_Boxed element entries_
+++++

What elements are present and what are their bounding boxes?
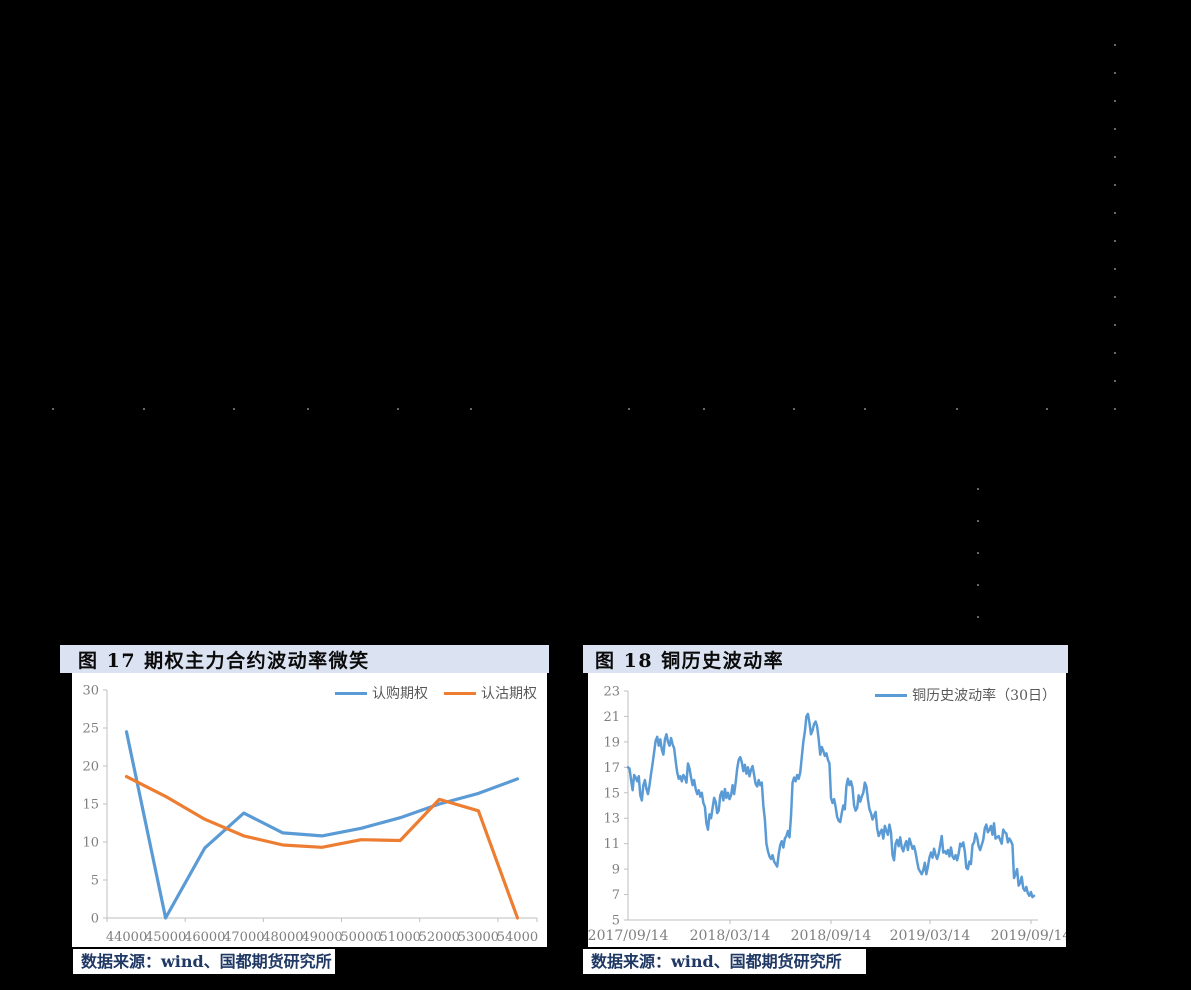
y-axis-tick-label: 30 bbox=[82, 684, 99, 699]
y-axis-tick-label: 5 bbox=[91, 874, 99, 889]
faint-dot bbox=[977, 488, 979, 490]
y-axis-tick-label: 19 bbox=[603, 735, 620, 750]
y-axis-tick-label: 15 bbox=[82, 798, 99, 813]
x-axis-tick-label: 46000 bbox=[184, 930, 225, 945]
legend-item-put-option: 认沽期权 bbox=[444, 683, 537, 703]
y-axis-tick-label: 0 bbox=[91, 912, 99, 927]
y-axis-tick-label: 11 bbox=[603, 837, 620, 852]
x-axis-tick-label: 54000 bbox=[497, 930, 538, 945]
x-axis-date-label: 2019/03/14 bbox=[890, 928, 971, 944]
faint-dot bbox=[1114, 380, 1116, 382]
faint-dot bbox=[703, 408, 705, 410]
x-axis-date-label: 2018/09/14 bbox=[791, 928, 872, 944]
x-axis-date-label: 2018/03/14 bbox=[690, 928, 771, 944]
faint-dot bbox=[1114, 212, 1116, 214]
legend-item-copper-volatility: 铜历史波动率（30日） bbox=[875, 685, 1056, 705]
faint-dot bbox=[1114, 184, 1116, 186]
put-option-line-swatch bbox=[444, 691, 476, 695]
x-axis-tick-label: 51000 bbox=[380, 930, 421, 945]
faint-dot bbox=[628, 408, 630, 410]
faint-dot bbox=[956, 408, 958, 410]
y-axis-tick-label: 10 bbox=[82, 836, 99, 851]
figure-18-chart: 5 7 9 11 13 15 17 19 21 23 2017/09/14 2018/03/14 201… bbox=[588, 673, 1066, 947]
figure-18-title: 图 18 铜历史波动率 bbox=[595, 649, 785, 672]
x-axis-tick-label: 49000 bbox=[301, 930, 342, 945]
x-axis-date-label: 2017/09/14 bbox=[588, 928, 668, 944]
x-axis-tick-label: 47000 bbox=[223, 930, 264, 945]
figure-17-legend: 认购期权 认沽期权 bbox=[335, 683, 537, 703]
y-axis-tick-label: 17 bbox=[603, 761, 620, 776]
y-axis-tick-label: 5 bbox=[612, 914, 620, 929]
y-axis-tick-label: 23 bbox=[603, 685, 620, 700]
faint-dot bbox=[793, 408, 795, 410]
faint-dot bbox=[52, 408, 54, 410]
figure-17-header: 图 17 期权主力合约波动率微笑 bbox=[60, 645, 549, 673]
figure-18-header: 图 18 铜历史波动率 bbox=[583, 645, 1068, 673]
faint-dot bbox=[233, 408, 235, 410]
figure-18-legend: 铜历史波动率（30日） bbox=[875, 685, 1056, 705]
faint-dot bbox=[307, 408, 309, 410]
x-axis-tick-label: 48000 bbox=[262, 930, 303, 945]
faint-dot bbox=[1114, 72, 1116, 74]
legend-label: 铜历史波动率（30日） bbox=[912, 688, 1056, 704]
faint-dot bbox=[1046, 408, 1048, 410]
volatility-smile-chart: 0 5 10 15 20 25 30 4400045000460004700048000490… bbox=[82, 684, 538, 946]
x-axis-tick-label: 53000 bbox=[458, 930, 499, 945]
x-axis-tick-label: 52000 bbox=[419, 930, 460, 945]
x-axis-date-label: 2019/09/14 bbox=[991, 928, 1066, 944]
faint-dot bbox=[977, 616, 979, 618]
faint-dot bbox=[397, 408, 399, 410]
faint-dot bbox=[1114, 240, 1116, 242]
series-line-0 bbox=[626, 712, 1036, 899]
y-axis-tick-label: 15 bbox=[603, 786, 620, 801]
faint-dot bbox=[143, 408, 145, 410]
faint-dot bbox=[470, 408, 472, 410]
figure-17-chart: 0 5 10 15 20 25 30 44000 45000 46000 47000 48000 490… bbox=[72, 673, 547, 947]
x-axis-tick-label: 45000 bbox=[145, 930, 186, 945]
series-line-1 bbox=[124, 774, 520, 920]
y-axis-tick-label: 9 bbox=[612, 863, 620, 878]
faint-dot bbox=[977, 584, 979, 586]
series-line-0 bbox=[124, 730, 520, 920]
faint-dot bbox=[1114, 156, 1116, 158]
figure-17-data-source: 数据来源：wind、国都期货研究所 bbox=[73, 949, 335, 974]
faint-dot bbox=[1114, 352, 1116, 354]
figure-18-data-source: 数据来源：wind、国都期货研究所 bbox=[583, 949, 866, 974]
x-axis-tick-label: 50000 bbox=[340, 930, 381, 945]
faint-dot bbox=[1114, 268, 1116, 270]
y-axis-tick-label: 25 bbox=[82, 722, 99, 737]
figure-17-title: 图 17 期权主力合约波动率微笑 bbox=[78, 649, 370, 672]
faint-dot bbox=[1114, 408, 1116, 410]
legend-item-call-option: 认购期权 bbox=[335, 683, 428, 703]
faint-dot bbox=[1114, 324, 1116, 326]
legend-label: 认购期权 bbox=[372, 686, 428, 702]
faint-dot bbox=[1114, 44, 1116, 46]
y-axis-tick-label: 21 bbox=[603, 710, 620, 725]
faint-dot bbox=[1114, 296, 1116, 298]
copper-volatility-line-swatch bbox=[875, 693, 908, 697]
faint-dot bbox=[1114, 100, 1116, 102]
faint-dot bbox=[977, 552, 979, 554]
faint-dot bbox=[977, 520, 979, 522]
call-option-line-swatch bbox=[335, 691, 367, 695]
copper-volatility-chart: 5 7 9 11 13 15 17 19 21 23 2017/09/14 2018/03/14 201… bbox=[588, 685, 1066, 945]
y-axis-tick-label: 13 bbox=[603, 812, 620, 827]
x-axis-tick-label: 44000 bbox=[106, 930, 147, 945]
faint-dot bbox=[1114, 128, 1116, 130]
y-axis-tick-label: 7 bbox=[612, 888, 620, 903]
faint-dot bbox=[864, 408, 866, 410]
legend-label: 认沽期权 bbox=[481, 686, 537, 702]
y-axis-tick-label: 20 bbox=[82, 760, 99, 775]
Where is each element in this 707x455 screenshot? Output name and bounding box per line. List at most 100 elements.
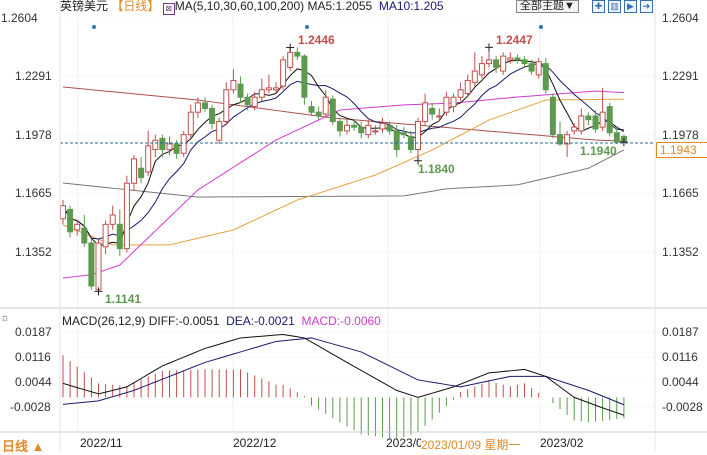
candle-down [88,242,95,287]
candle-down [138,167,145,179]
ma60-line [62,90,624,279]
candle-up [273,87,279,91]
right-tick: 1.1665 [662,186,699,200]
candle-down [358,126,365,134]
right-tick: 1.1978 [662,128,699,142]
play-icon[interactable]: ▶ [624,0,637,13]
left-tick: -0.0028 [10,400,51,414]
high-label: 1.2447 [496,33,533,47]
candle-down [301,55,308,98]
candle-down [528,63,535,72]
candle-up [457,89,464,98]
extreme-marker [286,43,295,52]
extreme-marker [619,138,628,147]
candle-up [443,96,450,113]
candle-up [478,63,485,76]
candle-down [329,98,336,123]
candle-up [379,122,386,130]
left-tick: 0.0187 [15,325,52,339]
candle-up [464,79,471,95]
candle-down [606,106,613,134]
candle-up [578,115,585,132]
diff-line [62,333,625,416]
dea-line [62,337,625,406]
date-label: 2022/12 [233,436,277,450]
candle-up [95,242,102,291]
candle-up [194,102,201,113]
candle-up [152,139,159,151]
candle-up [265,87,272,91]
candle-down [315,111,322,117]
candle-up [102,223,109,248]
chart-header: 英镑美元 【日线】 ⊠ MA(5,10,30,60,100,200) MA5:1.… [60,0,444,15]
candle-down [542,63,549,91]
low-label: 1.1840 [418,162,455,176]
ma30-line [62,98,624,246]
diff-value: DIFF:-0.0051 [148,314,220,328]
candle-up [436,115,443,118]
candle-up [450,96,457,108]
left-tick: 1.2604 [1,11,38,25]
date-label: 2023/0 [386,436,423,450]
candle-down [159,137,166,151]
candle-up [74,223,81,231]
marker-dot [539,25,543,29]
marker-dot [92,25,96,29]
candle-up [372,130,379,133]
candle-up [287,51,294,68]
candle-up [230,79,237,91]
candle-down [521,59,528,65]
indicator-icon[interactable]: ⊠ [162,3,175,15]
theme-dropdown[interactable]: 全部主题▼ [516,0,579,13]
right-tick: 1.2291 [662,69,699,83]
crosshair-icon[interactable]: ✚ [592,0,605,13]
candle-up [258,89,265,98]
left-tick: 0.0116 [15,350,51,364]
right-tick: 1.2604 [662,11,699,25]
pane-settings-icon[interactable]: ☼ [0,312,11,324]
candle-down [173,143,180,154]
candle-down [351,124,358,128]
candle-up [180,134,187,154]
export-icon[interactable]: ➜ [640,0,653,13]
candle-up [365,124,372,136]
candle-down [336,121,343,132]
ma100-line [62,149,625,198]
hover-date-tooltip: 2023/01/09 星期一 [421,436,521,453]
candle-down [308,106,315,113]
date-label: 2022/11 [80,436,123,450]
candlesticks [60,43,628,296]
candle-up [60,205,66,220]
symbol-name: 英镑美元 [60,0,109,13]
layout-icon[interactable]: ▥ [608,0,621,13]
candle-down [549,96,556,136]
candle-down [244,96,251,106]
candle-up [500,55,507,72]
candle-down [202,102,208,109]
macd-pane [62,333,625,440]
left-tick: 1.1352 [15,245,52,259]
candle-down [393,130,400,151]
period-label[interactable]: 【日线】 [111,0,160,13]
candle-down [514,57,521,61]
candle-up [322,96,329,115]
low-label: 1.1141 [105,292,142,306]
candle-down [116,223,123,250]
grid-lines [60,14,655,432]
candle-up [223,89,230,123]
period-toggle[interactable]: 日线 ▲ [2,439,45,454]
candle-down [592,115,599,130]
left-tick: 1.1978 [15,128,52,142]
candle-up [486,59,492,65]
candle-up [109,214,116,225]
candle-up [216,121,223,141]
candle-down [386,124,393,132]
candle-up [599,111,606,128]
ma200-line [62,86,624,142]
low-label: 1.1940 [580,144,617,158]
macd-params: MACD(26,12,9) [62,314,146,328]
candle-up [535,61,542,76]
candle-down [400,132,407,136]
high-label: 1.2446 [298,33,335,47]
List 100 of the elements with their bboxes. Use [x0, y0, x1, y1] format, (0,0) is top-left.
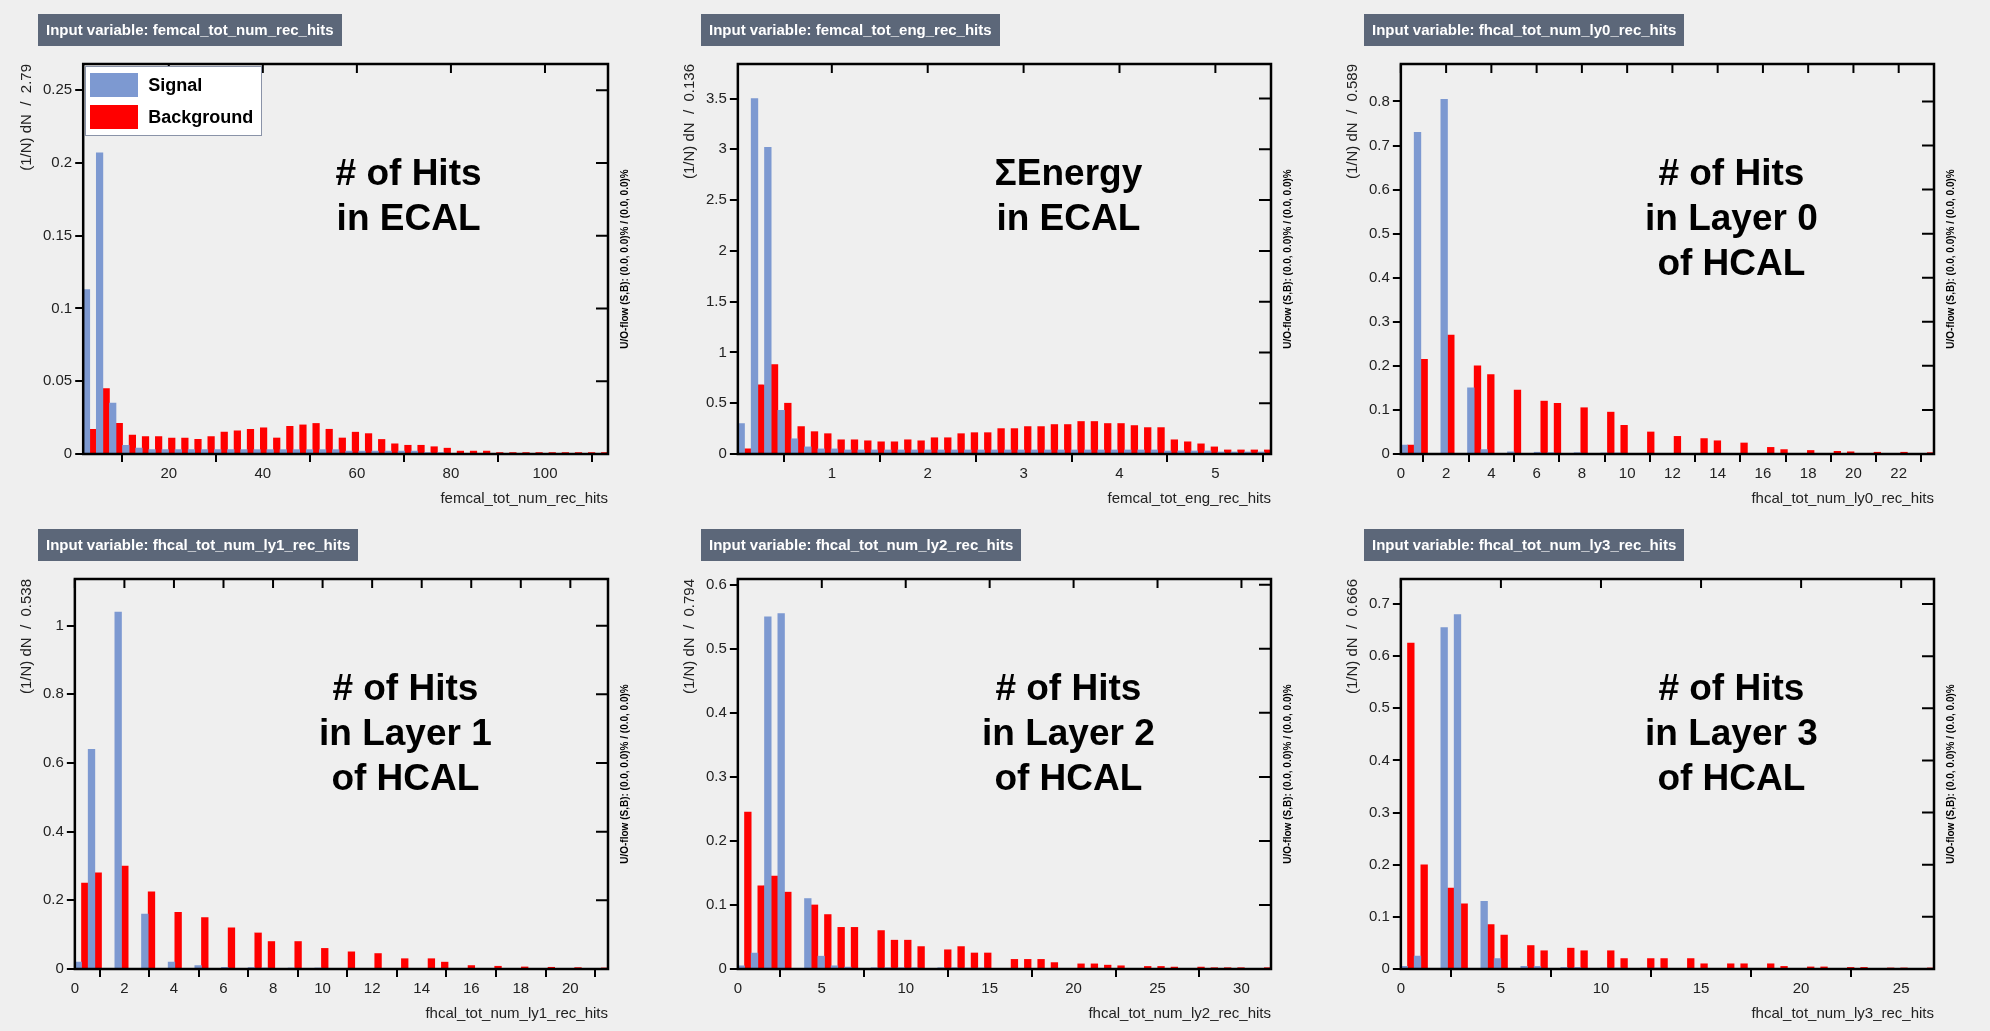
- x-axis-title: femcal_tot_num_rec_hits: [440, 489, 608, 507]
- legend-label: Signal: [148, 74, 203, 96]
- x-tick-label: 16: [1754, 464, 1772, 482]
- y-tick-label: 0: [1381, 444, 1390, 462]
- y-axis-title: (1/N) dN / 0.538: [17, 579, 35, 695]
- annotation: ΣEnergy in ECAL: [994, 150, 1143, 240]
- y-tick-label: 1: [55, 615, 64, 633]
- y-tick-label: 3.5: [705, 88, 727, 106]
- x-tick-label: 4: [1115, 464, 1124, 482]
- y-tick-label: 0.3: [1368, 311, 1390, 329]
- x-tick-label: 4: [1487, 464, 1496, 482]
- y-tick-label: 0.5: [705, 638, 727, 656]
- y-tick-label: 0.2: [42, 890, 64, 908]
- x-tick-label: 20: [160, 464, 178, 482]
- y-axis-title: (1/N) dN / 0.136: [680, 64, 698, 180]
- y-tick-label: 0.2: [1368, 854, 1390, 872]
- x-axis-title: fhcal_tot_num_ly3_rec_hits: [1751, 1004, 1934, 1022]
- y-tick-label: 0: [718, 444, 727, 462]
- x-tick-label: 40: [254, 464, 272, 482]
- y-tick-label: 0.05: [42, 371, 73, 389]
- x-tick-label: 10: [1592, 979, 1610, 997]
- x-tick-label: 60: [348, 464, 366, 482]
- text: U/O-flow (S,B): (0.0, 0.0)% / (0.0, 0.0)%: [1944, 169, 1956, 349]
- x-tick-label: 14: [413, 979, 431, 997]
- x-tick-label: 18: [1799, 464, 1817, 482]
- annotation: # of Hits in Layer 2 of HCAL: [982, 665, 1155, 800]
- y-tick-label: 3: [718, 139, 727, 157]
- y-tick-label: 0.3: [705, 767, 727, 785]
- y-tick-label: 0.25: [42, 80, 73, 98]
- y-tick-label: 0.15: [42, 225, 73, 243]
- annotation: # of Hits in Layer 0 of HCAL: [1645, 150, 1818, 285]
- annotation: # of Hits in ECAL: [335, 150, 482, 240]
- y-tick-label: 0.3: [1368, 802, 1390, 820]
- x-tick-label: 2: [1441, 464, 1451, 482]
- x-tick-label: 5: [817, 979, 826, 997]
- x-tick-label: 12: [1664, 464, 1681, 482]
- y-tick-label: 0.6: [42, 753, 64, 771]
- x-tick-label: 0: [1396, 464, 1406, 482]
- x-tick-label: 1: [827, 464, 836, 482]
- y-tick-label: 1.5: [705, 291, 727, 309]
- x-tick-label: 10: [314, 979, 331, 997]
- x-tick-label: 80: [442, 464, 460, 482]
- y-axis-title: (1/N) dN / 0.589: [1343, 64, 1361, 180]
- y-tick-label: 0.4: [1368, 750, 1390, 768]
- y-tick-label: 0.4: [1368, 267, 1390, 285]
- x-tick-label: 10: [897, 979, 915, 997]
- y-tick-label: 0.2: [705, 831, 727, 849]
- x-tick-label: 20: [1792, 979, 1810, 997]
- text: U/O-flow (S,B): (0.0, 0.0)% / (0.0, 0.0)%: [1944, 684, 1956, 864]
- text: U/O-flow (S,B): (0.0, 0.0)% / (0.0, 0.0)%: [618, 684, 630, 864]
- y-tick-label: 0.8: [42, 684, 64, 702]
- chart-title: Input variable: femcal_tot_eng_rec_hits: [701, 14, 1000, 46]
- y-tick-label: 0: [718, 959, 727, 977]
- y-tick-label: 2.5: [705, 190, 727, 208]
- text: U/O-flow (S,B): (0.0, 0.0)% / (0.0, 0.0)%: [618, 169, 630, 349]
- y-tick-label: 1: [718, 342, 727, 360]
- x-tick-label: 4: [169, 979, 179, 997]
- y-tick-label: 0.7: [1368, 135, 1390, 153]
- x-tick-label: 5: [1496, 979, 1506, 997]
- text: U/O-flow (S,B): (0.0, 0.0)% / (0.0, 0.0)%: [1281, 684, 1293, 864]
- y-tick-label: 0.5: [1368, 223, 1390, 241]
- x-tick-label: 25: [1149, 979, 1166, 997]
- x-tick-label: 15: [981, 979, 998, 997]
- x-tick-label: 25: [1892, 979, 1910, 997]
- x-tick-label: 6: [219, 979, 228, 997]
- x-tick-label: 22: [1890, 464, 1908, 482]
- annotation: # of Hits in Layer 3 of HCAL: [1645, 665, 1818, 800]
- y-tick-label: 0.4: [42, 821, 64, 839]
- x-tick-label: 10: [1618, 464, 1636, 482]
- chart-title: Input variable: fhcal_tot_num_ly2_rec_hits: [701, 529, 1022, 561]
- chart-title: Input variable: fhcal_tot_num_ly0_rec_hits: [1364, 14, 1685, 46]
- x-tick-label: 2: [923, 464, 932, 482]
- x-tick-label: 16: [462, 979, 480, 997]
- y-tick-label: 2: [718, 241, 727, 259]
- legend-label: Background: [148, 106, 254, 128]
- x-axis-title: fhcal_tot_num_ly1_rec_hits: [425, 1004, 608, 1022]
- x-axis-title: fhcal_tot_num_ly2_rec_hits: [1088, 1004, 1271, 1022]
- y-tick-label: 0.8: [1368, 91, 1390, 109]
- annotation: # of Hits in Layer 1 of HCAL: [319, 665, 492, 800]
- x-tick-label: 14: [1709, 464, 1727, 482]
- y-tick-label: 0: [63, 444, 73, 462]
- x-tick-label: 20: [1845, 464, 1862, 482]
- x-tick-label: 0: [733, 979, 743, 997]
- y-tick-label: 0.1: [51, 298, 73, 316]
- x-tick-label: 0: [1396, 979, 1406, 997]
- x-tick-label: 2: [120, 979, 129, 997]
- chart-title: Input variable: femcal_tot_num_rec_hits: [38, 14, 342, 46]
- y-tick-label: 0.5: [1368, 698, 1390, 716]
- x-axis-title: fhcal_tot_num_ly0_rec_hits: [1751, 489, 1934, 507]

+++++

_Given instruction_
Copy out the entries from the line containing "y-axis-tick-label: 30 bbox=[82, 684, 99, 699]" to the line containing "faint-dot bbox=[1114, 72, 1116, 74]", inclusive, keeping every line unchanged.

_Right answer_
y-axis-tick-label: 30 bbox=[82, 684, 99, 699]
y-axis-tick-label: 5 bbox=[91, 874, 99, 889]
faint-dot bbox=[977, 488, 979, 490]
y-axis-tick-label: 19 bbox=[603, 735, 620, 750]
y-axis-tick-label: 15 bbox=[82, 798, 99, 813]
x-axis-tick-label: 46000 bbox=[184, 930, 225, 945]
legend-item-put-option: 认沽期权 bbox=[444, 683, 537, 703]
y-axis-tick-label: 0 bbox=[91, 912, 99, 927]
y-axis-tick-label: 11 bbox=[603, 837, 620, 852]
x-axis-tick-label: 54000 bbox=[497, 930, 538, 945]
x-axis-date-label: 2019/03/14 bbox=[890, 928, 971, 944]
faint-dot bbox=[1114, 380, 1116, 382]
faint-dot bbox=[703, 408, 705, 410]
x-axis-date-label: 2018/09/14 bbox=[791, 928, 872, 944]
x-axis-date-label: 2018/03/14 bbox=[690, 928, 771, 944]
faint-dot bbox=[1114, 212, 1116, 214]
legend-item-copper-volatility: 铜历史波动率（30日） bbox=[875, 685, 1056, 705]
faint-dot bbox=[1114, 184, 1116, 186]
put-option-line-swatch bbox=[444, 691, 476, 695]
x-axis-tick-label: 51000 bbox=[380, 930, 421, 945]
faint-dot bbox=[628, 408, 630, 410]
faint-dot bbox=[956, 408, 958, 410]
y-axis-tick-label: 10 bbox=[82, 836, 99, 851]
figure-18-chart: 5 7 9 11 13 15 17 19 21 23 2017/09/14 2018/03/14 201… bbox=[588, 673, 1066, 947]
figure-18-title: 图 18 铜历史波动率 bbox=[595, 649, 785, 672]
x-axis-tick-label: 49000 bbox=[301, 930, 342, 945]
x-axis-date-label: 2017/09/14 bbox=[588, 928, 668, 944]
x-axis-tick-label: 47000 bbox=[223, 930, 264, 945]
figure-17-legend: 认购期权 认沽期权 bbox=[335, 683, 537, 703]
y-axis-tick-label: 17 bbox=[603, 761, 620, 776]
y-axis-tick-label: 5 bbox=[612, 914, 620, 929]
y-axis-tick-label: 23 bbox=[603, 685, 620, 700]
faint-dot bbox=[793, 408, 795, 410]
faint-dot bbox=[52, 408, 54, 410]
figure-17-header: 图 17 期权主力合约波动率微笑 bbox=[60, 645, 549, 673]
figure-18-header: 图 18 铜历史波动率 bbox=[583, 645, 1068, 673]
faint-dot bbox=[233, 408, 235, 410]
figure-18-legend: 铜历史波动率（30日） bbox=[875, 685, 1056, 705]
faint-dot bbox=[307, 408, 309, 410]
x-axis-tick-label: 48000 bbox=[262, 930, 303, 945]
faint-dot bbox=[1114, 72, 1116, 74]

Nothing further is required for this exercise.